▶ **Written exercise**
Rewrite every line of the items that follow as a row in a Markdown table with the columns Row and Line, numbering the rows in order and leaving out any blank lines.

BEGIN Material for this task

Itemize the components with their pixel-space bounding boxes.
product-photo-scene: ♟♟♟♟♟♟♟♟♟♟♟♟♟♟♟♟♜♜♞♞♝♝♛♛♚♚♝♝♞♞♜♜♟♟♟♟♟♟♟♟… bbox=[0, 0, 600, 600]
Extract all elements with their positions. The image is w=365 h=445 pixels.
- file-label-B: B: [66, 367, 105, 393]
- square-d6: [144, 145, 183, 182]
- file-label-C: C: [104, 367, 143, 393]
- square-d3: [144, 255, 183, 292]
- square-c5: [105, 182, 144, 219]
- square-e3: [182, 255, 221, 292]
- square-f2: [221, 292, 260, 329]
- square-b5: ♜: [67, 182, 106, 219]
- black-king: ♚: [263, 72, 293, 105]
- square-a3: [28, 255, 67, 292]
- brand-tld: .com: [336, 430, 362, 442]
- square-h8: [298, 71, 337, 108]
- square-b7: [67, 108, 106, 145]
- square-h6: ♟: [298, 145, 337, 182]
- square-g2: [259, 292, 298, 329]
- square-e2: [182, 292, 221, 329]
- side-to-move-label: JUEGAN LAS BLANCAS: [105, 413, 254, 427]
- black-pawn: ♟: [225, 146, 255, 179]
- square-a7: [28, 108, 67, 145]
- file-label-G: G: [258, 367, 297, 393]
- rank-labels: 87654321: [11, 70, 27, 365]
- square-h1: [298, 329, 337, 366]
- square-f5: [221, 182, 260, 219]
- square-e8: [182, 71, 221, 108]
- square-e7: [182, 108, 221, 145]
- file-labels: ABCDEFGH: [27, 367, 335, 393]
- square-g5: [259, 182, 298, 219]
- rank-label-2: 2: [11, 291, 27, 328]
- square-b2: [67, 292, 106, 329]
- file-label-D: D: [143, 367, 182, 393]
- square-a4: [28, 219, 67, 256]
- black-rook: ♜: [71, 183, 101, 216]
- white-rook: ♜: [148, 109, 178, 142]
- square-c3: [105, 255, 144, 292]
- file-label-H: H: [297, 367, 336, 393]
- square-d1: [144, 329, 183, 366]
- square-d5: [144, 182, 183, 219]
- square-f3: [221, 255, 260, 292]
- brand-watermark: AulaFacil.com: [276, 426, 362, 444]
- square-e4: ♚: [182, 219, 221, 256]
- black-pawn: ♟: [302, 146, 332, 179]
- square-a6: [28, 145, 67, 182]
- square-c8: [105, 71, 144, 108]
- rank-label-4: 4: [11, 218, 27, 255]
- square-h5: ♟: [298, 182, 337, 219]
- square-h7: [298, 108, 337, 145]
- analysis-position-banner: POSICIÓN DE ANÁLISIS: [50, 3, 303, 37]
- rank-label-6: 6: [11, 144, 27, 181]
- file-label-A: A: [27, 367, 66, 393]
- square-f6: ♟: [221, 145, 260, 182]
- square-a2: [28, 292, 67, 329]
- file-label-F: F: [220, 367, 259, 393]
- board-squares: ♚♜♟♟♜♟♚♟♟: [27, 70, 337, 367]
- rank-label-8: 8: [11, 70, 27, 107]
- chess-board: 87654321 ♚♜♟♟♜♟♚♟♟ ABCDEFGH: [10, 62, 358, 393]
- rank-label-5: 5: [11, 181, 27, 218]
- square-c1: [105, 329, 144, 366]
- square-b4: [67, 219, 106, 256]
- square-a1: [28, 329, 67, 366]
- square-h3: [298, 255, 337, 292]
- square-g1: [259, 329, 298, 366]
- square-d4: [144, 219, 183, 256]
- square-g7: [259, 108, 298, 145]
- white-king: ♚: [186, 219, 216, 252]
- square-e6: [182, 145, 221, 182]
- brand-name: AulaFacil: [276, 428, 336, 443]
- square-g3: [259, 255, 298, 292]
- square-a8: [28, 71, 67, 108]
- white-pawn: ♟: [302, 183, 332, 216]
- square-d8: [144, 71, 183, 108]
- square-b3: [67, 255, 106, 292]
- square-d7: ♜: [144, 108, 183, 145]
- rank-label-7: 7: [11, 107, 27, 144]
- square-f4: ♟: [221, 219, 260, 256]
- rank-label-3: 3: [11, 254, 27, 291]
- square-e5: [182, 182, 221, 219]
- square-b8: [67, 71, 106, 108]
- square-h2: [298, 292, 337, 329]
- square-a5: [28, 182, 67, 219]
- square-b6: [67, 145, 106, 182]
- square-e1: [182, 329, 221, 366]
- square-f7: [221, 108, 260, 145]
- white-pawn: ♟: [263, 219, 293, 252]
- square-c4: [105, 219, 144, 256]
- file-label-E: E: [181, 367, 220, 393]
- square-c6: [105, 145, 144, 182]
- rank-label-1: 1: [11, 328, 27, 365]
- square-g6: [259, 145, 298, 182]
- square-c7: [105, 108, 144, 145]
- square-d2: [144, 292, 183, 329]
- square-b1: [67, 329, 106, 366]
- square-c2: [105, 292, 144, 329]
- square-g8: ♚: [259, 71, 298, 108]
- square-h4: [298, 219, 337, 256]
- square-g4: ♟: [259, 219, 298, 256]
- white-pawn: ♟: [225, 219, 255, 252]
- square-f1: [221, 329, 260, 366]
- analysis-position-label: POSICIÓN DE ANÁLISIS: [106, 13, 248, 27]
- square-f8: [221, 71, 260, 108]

END Material for this task

▶ **Written answer**
| Row | Line |
|---|---|
| 1 | Itemize the components with their pixel-space bounding boxes. |
| 2 | product-photo-scene: ♟♟♟♟♟♟♟♟♟♟♟♟♟♟♟♟♜♜♞♞♝♝♛♛♚♚♝♝♞♞♜♜♟♟♟♟♟♟♟♟… bbox=[0, 0, 600, 600] |
| 3 | Extract all elements with their positions. The image is w=365 h=445 pixels. |
| 4 | - file-label-B: B: [66, 367, 105, 393] |
| 5 | - square-d6: [144, 145, 183, 182] |
| 6 | - file-label-C: C: [104, 367, 143, 393] |
| 7 | - square-d3: [144, 255, 183, 292] |
| 8 | - square-c5: [105, 182, 144, 219] |
| 9 | - square-e3: [182, 255, 221, 292] |
| 10 | - square-f2: [221, 292, 260, 329] |
| 11 | - square-b5: ♜: [67, 182, 106, 219] |
| 12 | - black-king: ♚: [263, 72, 293, 105] |
| 13 | - square-a3: [28, 255, 67, 292] |
| 14 | - brand-tld: .com: [336, 430, 362, 442] |
| 15 | - square-h8: [298, 71, 337, 108] |
| 16 | - square-b7: [67, 108, 106, 145] |
| 17 | - square-h6: ♟: [298, 145, 337, 182] |
| 18 | - square-g2: [259, 292, 298, 329] |
| 19 | - square-e2: [182, 292, 221, 329] |
| 20 | - side-to-move-label: JUEGAN LAS BLANCAS: [105, 413, 254, 427] |
| 21 | - black-pawn: ♟: [225, 146, 255, 179] |
| 22 | - square-a7: [28, 108, 67, 145] |
| 23 | - file-label-G: G: [258, 367, 297, 393] |
| 24 | - rank-labels: 87654321: [11, 70, 27, 365] |
| 25 | - square-h1: [298, 329, 337, 366] |
| 26 | - square-f5: [221, 182, 260, 219] |
| 27 | - square-e8: [182, 71, 221, 108] |
| 28 | - square-e7: [182, 108, 221, 145] |
| 29 | - file-labels: ABCDEFGH: [27, 367, 335, 393] |
| 30 | - square-g5: [259, 182, 298, 219] |
| 31 | - rank-label-2: 2: [11, 291, 27, 328] |
| 32 | - square-b2: [67, 292, 106, 329] |
| 33 | - file-label-D: D: [143, 367, 182, 393] |
| 34 | - square-a4: [28, 219, 67, 256] |
| 35 | - black-rook: ♜: [71, 183, 101, 216] |
| 36 | - white-rook: ♜: [148, 109, 178, 142] |
| 37 | - square-c3: [105, 255, 144, 292] |
| 38 | - file-label-H: H: [297, 367, 336, 393] |
| 39 | - square-d1: [144, 329, 183, 366] |
| 40 | - square-d5: [144, 182, 183, 219] |
| 41 | - square-f3: [221, 255, 260, 292] |
| 42 | - brand-watermark: AulaFacil.com: [276, 426, 362, 444] |
| 43 | - square-e4: ♚: [182, 219, 221, 256] |
| 44 | - black-pawn: ♟: [302, 146, 332, 179] |
| 45 | - square-a6: [28, 145, 67, 182] |
| 46 | - square-c8: [105, 71, 144, 108] |
| 47 | - rank-label-4: 4: [11, 218, 27, 255] |
| 48 | - square-h5: ♟: [298, 182, 337, 219] |
| 49 | - square-h7: [298, 108, 337, 145] |
| 50 | - analysis-position-banner: POSICIÓN DE ANÁLISIS: [50, 3, 303, 37] |
| 51 | - rank-label-6: 6: [11, 144, 27, 181] |
| 52 | - file-label-A: A: [27, 367, 66, 393] |
| 53 | - square-f6: ♟: [221, 145, 260, 182] |
| 54 | - square-a2: [28, 292, 67, 329] |
| 55 | - file-label-F: F: [220, 367, 259, 393] |
| 56 | - board-squares: ♚♜♟♟♜♟♚♟♟: [27, 70, 337, 367] |
| 57 | - rank-label-8: 8: [11, 70, 27, 107] |
| 58 | - chess-board: 87654321 ♚♜♟♟♜♟♚♟♟ ABCDEFGH: [10, 62, 358, 393] |
| 59 | - rank-label-5: 5: [11, 181, 27, 218] |
| 60 | - square-c1: [105, 329, 144, 366] |
| 61 | - square-b4: [67, 219, 106, 256] |
| 62 | - square-a1: [28, 329, 67, 366] |
| 63 | - square-h3: [298, 255, 337, 292] |
| 64 | - square-g1: [259, 329, 298, 366] |
| 65 | - square-d4: [144, 219, 183, 256] |
| 66 | - square-g7: [259, 108, 298, 145] |
| 67 | - white-king: ♚: [186, 219, 216, 252] |
| 68 | - square-e6: [182, 145, 221, 182] |
| 69 | - brand-name: AulaFacil: [276, 428, 336, 443] |
| 70 | - square-g3: [259, 255, 298, 292] |
| 71 | - square-a8: [28, 71, 67, 108] |
| 72 | - white-pawn: ♟: [302, 183, 332, 216] |
| 73 | - square-d8: [144, 71, 183, 108] |
| 74 | - square-b3: [67, 255, 106, 292] |
| 75 | - square-d7: ♜: [144, 108, 183, 145] |
| 76 | - rank-label-7: 7: [11, 107, 27, 144] |
| 77 | - square-f4: ♟: [221, 219, 260, 256] |
| 78 | - rank-label-3: 3: [11, 254, 27, 291] |
| 79 | - square-e5: [182, 182, 221, 219] |
| 80 | - square-b8: [67, 71, 106, 108] |
| 81 | - square-h2: [298, 292, 337, 329] |
| 82 | - square-a5: [28, 182, 67, 219] |
| 83 | - square-b6: [67, 145, 106, 182] |
| 84 | - square-e1: [182, 329, 221, 366] |
| 85 | - square-f7: [221, 108, 260, 145] |
| 86 | - white-pawn: ♟: [263, 219, 293, 252] |
| 87 | - square-c4: [105, 219, 144, 256] |
| 88 | - file-label-E: E: [181, 367, 220, 393] |
| 89 | - square-c6: [105, 145, 144, 182] |
| 90 | - rank-label-1: 1: [11, 328, 27, 365] |
| 91 | - square-g6: [259, 145, 298, 182] |
| 92 | - square-c7: [105, 108, 144, 145] |
| 93 | - square-d2: [144, 292, 183, 329] |
| 94 | - square-b1: [67, 329, 106, 366] |
| 95 | - square-c2: [105, 292, 144, 329] |
| 96 | - square-g8: ♚: [259, 71, 298, 108] |
| 97 | - square-h4: [298, 219, 337, 256] |
| 98 | - square-g4: ♟: [259, 219, 298, 256] |
| 99 | - white-pawn: ♟: [225, 219, 255, 252] |
| 100 | - square-f1: [221, 329, 260, 366] |
| 101 | - analysis-position-label: POSICIÓN DE ANÁLISIS: [106, 13, 248, 27] |
| 102 | - square-f8: [221, 71, 260, 108] |